Task prompt: Using the records below, locate all lines containing "Reduced" and return them.

[START Dataset extract]

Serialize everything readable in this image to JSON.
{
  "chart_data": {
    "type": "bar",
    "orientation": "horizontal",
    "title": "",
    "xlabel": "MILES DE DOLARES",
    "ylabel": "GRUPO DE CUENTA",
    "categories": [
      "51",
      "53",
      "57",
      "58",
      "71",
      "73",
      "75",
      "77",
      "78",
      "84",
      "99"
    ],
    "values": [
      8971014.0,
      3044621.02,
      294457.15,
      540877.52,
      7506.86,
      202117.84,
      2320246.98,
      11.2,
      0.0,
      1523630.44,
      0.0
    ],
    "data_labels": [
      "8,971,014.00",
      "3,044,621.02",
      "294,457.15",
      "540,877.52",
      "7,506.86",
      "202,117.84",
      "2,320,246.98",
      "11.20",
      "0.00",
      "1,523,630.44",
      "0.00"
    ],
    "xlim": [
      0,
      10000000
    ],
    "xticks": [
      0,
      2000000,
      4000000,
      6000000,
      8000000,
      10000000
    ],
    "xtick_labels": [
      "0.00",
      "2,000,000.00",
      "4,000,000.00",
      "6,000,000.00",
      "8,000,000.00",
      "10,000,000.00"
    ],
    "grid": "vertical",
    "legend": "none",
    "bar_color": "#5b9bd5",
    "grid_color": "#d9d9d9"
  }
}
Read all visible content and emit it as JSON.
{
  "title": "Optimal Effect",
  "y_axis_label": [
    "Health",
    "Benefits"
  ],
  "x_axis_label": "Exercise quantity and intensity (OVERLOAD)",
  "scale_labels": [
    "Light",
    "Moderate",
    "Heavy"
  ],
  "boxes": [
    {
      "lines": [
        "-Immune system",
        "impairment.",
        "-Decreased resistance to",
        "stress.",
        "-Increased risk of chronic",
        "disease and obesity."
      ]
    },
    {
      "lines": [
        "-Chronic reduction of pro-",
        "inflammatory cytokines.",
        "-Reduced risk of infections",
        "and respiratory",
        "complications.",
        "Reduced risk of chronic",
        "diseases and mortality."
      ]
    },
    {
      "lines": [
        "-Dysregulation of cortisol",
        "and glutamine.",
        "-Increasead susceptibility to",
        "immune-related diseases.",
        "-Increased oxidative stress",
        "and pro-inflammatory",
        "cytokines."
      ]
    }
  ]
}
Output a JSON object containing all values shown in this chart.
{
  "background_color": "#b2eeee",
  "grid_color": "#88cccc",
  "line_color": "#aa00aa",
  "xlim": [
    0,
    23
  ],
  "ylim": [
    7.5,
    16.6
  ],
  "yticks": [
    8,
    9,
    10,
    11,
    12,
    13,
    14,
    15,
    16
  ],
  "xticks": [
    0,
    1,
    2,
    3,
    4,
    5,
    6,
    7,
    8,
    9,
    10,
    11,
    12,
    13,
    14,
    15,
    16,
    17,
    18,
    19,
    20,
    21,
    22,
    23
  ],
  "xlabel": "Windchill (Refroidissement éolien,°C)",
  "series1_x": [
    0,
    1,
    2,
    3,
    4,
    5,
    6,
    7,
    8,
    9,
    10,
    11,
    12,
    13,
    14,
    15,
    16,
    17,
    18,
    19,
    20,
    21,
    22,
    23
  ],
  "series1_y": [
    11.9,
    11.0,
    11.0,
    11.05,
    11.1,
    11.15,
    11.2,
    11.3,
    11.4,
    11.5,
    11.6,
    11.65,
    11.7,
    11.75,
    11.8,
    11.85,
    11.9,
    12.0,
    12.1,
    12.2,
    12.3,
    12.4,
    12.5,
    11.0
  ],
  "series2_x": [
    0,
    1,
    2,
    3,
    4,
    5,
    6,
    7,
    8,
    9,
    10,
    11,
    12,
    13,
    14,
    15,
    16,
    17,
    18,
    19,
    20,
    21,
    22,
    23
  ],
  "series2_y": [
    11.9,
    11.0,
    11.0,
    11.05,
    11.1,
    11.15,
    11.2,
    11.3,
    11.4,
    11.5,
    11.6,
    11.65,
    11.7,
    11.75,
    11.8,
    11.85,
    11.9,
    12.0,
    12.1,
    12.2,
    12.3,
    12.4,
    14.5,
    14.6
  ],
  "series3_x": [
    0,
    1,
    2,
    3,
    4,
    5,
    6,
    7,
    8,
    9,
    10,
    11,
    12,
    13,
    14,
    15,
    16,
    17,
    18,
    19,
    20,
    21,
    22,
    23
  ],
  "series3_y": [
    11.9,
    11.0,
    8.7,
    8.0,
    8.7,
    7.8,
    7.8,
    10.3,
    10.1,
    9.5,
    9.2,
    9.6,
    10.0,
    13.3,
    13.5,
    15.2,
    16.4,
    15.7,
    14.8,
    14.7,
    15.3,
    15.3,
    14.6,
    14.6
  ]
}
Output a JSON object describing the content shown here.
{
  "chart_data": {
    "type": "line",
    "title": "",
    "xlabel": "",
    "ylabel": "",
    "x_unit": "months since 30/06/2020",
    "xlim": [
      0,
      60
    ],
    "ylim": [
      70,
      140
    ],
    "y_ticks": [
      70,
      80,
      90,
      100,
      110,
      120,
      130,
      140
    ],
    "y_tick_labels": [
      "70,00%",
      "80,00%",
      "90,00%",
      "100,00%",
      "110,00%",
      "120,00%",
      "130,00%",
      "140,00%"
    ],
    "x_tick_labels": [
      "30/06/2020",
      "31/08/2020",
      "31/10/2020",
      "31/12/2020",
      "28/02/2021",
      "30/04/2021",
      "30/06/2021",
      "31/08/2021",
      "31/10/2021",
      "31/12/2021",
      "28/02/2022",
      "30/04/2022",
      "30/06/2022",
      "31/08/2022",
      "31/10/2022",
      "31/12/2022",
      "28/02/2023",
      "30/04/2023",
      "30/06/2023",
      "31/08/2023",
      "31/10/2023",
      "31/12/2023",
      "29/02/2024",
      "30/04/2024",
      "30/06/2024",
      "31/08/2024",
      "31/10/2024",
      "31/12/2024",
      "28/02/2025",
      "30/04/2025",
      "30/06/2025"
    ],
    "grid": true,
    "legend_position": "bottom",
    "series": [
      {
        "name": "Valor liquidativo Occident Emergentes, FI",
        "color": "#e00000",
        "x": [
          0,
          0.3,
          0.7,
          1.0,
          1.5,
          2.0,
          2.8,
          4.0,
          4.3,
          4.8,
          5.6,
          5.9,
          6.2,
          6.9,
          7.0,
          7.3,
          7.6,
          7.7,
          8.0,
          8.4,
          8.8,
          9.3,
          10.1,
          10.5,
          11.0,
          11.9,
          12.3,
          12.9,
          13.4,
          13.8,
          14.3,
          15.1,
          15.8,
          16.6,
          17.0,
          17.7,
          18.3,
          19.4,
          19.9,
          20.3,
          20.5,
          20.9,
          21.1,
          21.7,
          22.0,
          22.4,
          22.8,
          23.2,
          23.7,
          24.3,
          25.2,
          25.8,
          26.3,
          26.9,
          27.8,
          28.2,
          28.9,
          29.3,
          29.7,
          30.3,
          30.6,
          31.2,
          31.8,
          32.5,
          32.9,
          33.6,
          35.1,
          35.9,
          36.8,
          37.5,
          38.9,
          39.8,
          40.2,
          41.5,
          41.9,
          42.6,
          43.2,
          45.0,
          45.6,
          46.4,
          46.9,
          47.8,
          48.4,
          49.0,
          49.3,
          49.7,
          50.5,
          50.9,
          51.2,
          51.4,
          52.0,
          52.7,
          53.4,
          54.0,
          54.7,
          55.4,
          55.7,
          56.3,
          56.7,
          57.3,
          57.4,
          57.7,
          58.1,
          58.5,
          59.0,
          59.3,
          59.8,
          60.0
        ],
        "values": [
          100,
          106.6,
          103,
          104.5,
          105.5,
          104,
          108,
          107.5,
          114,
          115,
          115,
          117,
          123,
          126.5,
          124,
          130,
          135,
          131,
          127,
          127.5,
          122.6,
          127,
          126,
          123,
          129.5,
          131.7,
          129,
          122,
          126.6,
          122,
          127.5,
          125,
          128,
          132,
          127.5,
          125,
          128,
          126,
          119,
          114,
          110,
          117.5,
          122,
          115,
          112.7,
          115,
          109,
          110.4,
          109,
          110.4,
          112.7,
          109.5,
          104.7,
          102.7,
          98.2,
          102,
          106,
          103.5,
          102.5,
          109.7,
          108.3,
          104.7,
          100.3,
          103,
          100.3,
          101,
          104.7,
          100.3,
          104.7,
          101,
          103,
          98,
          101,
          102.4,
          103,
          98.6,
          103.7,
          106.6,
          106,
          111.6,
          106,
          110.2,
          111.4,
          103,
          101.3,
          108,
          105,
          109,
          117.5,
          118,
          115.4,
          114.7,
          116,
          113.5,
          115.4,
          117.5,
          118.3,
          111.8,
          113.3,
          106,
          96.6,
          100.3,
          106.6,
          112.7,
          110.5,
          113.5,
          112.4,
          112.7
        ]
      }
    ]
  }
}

[END Dataset extract]

Reply:
        "-Reduced risk of infections",
        "Reduced risk of chronic",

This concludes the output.